Provided entries:

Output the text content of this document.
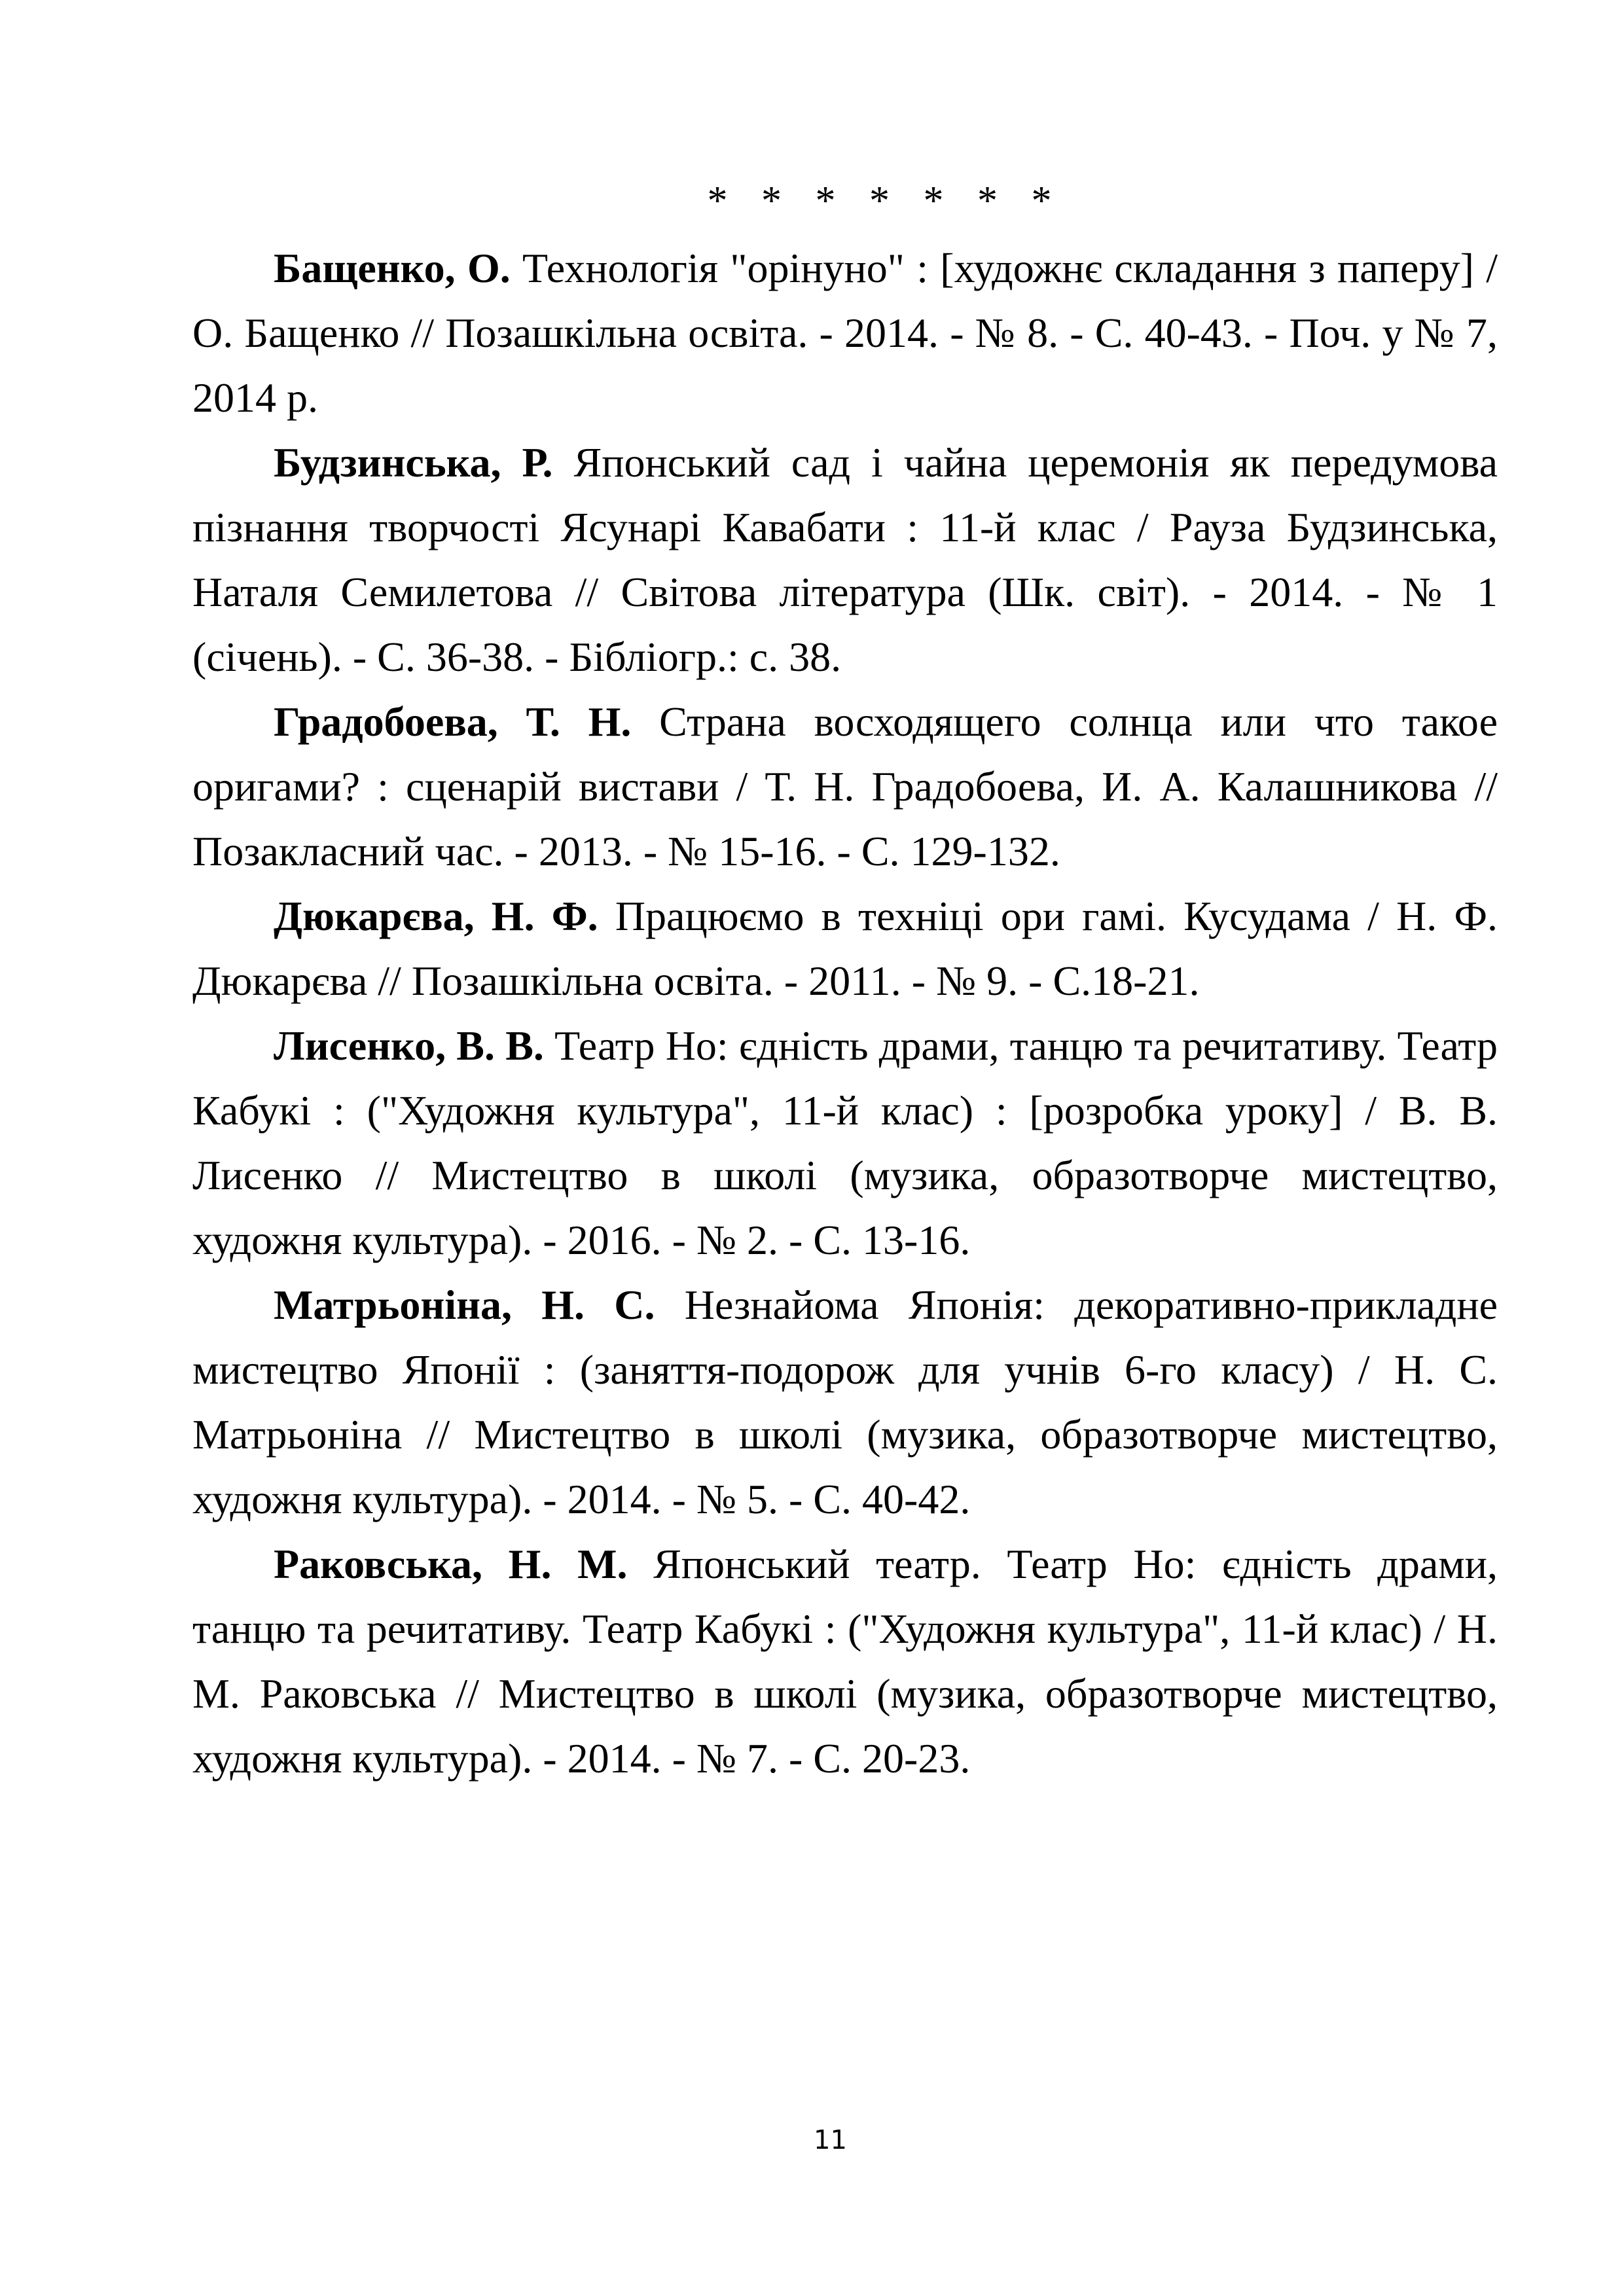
* * * * * * *

Бащенко, О. Технологія "орінуно" : [художнє складання з паперу] / О. Бащенко // Позашкільна освіта. - 2014. - № 8. - С. 40-43. - Поч. у № 7, 2014 р.

Будзинська, Р. Японський сад і чайна церемонія як передумова пізнання творчості Ясунарі Кавабати : 11-й клас / Рауза Будзинська, Наталя Семилетова // Світова література (Шк. світ). - 2014. - № 1 (січень). - С. 36-38. - Бібліогр.: с. 38.

Градобоева, Т. Н. Страна восходящего солнца или что такое оригами? : сценарій вистави / Т. Н. Градобоева, И. А. Калашникова // Позакласний час. - 2013. - № 15-16. - С. 129-132.

Дюкарєва, Н. Ф. Працюємо в техніці ори гамі. Кусудама / Н. Ф. Дюкарєва // Позашкільна освіта. - 2011. - № 9. - С.18-21.

Лисенко, В. В. Театр Но: єдність драми, танцю та речитативу. Театр Кабукі : ("Художня культура", 11-й клас) : [розробка уроку] / В. В. Лисенко // Мистецтво в школі (музика, образотворче мистецтво, художня культура). - 2016. - № 2. - С. 13-16.

Матрьоніна, Н. С. Незнайома Японія: декоративно-прикладне мистецтво Японії : (заняття-подорож для учнів 6-го класу) / Н. С. Матрьоніна // Мистецтво в школі (музика, образотворче мистецтво, художня культура). - 2014. - № 5. - С. 40-42.

Раковська, Н. М. Японський театр. Театр Но: єдність драми, танцю та речитативу. Театр Кабукі : ("Художня культура", 11-й клас) / Н. М. Раковська // Мистецтво в школі (музика, образотворче мистецтво, художня культура). - 2014. - № 7. - С. 20-23.

11
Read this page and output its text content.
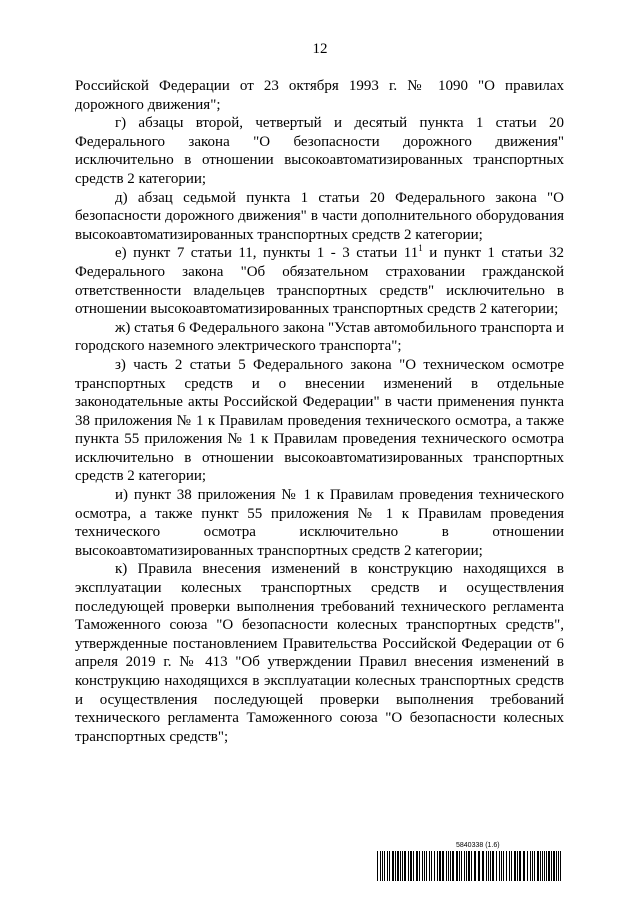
12

Российской Федерации от 23 октября 1993 г. № 1090 "О правилах дорожного движения";

г) абзацы второй, четвертый и десятый пункта 1 статьи 20 Федерального закона "О безопасности дорожного движения" исключительно в отношении высокоавтоматизированных транспортных средств 2 категории;

д) абзац седьмой пункта 1 статьи 20 Федерального закона "О безопасности дорожного движения" в части дополнительного оборудования высокоавтоматизированных транспортных средств 2 категории;

е) пункт 7 статьи 11, пункты 1 - 3 статьи $11^1$ и пункт 1 статьи 32 Федерального закона "Об обязательном страховании гражданской ответственности владельцев транспортных средств" исключительно в отношении высокоавтоматизированных транспортных средств 2 категории;

ж) статья 6 Федерального закона "Устав автомобильного транспорта и городского наземного электрического транспорта";

з) часть 2 статьи 5 Федерального закона "О техническом осмотре транспортных средств и о внесении изменений в отдельные законодательные акты Российской Федерации" в части применения пункта 38 приложения № 1 к Правилам проведения технического осмотра, а также пункта 55 приложения № 1 к Правилам проведения технического осмотра исключительно в отношении высокоавтоматизированных транспортных средств 2 категории;

и) пункт 38 приложения № 1 к Правилам проведения технического осмотра, а также пункт 55 приложения № 1 к Правилам проведения технического осмотра исключительно в отношении высокоавтоматизированных транспортных средств 2 категории;

к) Правила внесения изменений в конструкцию находящихся в эксплуатации колесных транспортных средств и осуществления последующей проверки выполнения требований технического регламента Таможенного союза "О безопасности колесных транспортных средств", утвержденные постановлением Правительства Российской Федерации от 6 апреля 2019 г. № 413 "Об утверждении Правил внесения изменений в конструкцию находящихся в эксплуатации колесных транспортных средств и осуществления последующей проверки выполнения требований технического регламента Таможенного союза "О безопасности колесных транспортных средств";

5840338 (1.6)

Challenge:
All of the data above should be transcribed verbatim, with pictures omitted.

Exercise result:
Output the text content of this document.
* * * * * * *

Бащенко, О. Технологія "орінуно" : [художнє складання з паперу] / О. Бащенко // Позашкільна освіта. - 2014. - № 8. - С. 40-43. - Поч. у № 7, 2014 р.

Будзинська, Р. Японський сад і чайна церемонія як передумова пізнання творчості Ясунарі Кавабати : 11-й клас / Рауза Будзинська, Наталя Семилетова // Світова література (Шк. світ). - 2014. - № 1 (січень). - С. 36-38. - Бібліогр.: с. 38.

Градобоева, Т. Н. Страна восходящего солнца или что такое оригами? : сценарій вистави / Т. Н. Градобоева, И. А. Калашникова // Позакласний час. - 2013. - № 15-16. - С. 129-132.

Дюкарєва, Н. Ф. Працюємо в техніці ори гамі. Кусудама / Н. Ф. Дюкарєва // Позашкільна освіта. - 2011. - № 9. - С.18-21.

Лисенко, В. В. Театр Но: єдність драми, танцю та речитативу. Театр Кабукі : ("Художня культура", 11-й клас) : [розробка уроку] / В. В. Лисенко // Мистецтво в школі (музика, образотворче мистецтво, художня культура). - 2016. - № 2. - С. 13-16.

Матрьоніна, Н. С. Незнайома Японія: декоративно-прикладне мистецтво Японії : (заняття-подорож для учнів 6-го класу) / Н. С. Матрьоніна // Мистецтво в школі (музика, образотворче мистецтво, художня культура). - 2014. - № 5. - С. 40-42.

Раковська, Н. М. Японський театр. Театр Но: єдність драми, танцю та речитативу. Театр Кабукі : ("Художня культура", 11-й клас) / Н. М. Раковська // Мистецтво в школі (музика, образотворче мистецтво, художня культура). - 2014. - № 7. - С. 20-23.

11
Read this page and output its text content.
12

Российской Федерации от 23 октября 1993 г. № 1090 "О правилах дорожного движения";

г) абзацы второй, четвертый и десятый пункта 1 статьи 20 Федерального закона "О безопасности дорожного движения" исключительно в отношении высокоавтоматизированных транспортных средств 2 категории;

д) абзац седьмой пункта 1 статьи 20 Федерального закона "О безопасности дорожного движения" в части дополнительного оборудования высокоавтоматизированных транспортных средств 2 категории;

е) пункт 7 статьи 11, пункты 1 - 3 статьи $11^1$ и пункт 1 статьи 32 Федерального закона "Об обязательном страховании гражданской ответственности владельцев транспортных средств" исключительно в отношении высокоавтоматизированных транспортных средств 2 категории;

ж) статья 6 Федерального закона "Устав автомобильного транспорта и городского наземного электрического транспорта";

з) часть 2 статьи 5 Федерального закона "О техническом осмотре транспортных средств и о внесении изменений в отдельные законодательные акты Российской Федерации" в части применения пункта 38 приложения № 1 к Правилам проведения технического осмотра, а также пункта 55 приложения № 1 к Правилам проведения технического осмотра исключительно в отношении высокоавтоматизированных транспортных средств 2 категории;

и) пункт 38 приложения № 1 к Правилам проведения технического осмотра, а также пункт 55 приложения № 1 к Правилам проведения технического осмотра исключительно в отношении высокоавтоматизированных транспортных средств 2 категории;

к) Правила внесения изменений в конструкцию находящихся в эксплуатации колесных транспортных средств и осуществления последующей проверки выполнения требований технического регламента Таможенного союза "О безопасности колесных транспортных средств", утвержденные постановлением Правительства Российской Федерации от 6 апреля 2019 г. № 413 "Об утверждении Правил внесения изменений в конструкцию находящихся в эксплуатации колесных транспортных средств и осуществления последующей проверки выполнения требований технического регламента Таможенного союза "О безопасности колесных транспортных средств";

5840338 (1.6)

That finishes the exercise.